Some records
»»

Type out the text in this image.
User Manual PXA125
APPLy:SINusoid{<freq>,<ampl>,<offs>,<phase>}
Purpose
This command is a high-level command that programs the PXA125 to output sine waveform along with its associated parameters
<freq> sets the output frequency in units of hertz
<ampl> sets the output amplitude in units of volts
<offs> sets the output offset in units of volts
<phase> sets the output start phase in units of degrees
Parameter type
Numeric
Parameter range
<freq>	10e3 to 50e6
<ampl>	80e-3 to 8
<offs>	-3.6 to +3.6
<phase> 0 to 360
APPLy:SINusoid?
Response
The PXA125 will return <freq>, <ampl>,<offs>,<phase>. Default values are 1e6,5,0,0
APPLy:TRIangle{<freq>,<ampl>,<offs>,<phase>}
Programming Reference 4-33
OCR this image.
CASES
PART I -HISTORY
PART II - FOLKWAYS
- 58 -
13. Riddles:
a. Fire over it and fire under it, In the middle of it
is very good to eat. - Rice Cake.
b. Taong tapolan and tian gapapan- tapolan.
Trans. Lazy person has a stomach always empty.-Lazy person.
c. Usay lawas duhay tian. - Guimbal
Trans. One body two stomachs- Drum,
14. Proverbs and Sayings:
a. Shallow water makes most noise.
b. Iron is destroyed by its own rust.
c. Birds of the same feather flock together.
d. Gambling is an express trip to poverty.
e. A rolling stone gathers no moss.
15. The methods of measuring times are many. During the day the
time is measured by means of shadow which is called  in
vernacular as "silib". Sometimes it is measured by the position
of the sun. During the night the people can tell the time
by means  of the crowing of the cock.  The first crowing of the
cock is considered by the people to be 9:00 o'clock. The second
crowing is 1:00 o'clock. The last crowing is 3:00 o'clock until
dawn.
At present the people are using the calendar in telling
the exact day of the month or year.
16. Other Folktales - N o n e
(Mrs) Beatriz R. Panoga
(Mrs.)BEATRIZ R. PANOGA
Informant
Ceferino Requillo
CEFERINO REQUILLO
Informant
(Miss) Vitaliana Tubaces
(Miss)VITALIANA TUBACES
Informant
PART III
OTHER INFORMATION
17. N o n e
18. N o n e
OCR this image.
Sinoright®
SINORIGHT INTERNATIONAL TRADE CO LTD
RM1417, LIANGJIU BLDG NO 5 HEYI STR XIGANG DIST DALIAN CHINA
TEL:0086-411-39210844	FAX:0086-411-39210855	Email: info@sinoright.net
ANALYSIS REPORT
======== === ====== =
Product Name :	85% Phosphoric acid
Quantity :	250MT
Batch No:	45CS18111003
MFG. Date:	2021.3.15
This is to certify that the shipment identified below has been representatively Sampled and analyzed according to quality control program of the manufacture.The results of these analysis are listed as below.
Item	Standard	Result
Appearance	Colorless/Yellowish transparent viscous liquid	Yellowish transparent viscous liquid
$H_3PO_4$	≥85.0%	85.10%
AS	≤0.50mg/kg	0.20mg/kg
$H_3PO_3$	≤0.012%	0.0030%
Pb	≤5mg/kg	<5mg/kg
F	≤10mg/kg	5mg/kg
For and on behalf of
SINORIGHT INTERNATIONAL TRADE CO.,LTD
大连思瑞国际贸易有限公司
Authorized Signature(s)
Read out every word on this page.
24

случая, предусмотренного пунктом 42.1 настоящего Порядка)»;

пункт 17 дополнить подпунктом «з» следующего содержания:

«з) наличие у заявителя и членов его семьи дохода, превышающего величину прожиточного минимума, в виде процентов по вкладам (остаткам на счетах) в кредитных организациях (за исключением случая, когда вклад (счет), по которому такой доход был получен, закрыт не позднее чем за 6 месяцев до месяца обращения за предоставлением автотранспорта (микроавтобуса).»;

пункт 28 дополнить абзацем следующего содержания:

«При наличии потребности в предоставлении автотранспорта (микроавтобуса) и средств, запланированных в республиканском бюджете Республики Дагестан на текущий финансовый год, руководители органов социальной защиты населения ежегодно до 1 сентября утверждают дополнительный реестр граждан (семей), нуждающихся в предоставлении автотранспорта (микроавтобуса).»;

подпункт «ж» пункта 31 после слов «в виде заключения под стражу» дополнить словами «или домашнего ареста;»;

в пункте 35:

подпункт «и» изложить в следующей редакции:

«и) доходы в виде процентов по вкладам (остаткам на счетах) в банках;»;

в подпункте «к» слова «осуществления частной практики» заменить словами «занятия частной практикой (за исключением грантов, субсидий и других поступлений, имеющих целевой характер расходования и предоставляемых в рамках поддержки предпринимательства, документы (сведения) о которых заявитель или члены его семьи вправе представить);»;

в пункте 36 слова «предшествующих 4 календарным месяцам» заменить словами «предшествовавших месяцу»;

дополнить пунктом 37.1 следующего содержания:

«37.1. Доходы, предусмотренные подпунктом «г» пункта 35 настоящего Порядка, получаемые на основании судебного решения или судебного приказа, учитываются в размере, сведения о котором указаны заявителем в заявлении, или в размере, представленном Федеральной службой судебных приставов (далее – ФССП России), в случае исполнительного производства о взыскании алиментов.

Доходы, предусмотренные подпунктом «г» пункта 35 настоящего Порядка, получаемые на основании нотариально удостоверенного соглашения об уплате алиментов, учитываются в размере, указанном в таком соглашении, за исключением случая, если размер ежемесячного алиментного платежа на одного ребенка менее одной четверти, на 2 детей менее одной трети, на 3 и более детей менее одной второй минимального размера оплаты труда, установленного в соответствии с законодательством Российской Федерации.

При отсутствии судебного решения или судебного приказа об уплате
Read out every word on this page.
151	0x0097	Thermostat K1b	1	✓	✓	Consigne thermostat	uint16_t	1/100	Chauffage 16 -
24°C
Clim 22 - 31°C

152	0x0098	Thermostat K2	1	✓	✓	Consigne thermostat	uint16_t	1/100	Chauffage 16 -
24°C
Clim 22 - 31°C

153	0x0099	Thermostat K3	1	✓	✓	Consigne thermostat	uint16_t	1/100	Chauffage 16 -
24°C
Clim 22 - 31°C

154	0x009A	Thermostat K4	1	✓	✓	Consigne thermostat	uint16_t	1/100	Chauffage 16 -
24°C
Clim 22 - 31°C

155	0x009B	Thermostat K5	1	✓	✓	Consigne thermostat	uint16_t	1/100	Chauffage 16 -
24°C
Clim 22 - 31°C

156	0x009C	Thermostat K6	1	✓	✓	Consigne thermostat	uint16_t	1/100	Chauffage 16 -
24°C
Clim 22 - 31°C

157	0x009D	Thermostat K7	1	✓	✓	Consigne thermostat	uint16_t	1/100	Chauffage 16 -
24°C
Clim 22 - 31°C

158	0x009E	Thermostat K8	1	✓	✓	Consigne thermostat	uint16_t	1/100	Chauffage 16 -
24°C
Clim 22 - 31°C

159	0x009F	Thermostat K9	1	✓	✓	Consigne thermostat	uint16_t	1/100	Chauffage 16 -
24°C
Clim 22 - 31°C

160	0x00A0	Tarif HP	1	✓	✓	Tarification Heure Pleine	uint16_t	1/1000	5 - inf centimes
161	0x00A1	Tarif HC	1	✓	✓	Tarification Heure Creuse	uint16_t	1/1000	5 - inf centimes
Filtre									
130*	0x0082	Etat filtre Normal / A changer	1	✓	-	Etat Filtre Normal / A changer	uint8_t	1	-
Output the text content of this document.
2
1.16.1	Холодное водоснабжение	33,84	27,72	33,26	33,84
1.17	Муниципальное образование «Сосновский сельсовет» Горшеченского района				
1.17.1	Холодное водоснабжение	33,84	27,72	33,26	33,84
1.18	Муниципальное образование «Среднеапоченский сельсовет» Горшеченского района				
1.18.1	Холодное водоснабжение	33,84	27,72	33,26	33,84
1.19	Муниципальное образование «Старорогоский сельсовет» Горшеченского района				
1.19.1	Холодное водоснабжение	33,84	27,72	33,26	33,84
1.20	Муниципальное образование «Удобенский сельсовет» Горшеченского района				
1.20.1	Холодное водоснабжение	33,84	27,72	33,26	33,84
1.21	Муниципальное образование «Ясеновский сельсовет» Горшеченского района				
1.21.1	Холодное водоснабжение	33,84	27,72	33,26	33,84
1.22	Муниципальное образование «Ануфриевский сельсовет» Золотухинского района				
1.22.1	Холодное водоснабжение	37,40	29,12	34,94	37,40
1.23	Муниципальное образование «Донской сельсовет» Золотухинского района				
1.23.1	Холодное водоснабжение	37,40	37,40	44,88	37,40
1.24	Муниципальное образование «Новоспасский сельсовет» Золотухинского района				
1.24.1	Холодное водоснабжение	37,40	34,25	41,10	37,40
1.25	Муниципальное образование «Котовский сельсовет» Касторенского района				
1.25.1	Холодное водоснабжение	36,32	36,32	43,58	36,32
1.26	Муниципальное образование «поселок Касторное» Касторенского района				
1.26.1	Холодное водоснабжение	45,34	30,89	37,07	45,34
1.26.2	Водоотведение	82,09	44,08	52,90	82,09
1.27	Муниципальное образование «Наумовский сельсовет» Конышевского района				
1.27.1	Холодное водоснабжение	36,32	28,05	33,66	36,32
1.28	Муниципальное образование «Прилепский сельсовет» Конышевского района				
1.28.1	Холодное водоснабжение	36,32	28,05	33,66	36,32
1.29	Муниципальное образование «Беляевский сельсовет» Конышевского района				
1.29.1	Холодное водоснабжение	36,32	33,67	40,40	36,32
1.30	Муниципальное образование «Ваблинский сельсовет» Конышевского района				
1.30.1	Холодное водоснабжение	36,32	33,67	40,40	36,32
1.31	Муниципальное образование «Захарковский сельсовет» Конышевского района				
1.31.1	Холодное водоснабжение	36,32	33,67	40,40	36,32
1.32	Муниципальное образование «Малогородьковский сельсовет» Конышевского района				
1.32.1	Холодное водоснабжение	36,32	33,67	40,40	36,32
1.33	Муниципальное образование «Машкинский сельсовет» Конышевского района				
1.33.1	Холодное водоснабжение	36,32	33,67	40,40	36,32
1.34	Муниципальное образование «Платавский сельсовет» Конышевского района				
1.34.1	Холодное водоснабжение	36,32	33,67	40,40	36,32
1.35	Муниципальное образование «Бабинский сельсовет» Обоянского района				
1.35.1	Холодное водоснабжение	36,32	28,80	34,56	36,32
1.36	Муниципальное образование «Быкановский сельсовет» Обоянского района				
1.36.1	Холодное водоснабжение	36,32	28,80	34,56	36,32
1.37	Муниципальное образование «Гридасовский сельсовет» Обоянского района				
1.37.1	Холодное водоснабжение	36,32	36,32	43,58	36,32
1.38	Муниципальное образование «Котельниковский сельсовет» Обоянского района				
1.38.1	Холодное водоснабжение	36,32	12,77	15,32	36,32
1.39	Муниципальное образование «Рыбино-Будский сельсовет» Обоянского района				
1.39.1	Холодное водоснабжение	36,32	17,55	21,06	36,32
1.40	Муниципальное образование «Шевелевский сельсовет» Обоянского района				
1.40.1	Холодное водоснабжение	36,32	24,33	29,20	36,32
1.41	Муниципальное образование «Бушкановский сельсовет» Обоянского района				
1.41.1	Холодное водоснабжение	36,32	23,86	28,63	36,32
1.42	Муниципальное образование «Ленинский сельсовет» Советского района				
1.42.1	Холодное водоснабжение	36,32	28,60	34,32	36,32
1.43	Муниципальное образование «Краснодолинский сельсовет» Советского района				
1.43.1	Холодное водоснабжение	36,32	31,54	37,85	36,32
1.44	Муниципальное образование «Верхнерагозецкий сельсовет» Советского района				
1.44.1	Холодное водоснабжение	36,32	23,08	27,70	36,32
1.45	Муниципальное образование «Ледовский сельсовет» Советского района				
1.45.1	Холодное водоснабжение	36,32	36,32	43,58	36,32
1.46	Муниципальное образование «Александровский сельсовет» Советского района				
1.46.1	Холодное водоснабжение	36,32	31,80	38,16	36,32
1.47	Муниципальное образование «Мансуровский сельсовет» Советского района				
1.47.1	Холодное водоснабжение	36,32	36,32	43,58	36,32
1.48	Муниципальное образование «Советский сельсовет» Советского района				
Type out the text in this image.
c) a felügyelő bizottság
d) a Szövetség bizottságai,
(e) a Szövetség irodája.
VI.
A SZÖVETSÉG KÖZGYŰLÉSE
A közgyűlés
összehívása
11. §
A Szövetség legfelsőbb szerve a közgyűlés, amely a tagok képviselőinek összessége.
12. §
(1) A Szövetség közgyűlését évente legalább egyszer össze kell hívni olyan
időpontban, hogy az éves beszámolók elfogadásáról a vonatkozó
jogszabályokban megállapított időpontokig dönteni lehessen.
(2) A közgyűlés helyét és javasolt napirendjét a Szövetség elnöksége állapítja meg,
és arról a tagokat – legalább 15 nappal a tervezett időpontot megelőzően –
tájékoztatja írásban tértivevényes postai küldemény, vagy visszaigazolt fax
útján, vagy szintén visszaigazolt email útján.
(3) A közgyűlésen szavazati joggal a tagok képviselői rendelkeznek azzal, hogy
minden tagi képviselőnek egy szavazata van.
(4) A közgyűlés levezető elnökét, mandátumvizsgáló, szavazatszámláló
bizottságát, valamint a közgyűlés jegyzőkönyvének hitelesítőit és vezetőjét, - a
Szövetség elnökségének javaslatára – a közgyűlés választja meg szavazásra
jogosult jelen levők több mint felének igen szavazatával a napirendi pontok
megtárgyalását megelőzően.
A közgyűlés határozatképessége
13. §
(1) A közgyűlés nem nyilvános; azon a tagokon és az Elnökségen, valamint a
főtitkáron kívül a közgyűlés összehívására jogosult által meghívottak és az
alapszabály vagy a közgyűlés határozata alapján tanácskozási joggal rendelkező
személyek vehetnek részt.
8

««

**Given problem:**
From the entries above, extract every line where the word "судебного" appears.

**Correct answer:**
«37.1. Доходы, предусмотренные подпунктом «г» пункта 35 настоящего Порядка, получаемые на основании судебного решения или судебного приказа, учитываются в размере, сведения о котором указаны заявителем в заявлении, или в размере, представленном Федеральной службой судебных приставов (далее – ФССП России), в случае исполнительного производства о взыскании алиментов.
При отсутствии судебного решения или судебного приказа об уплате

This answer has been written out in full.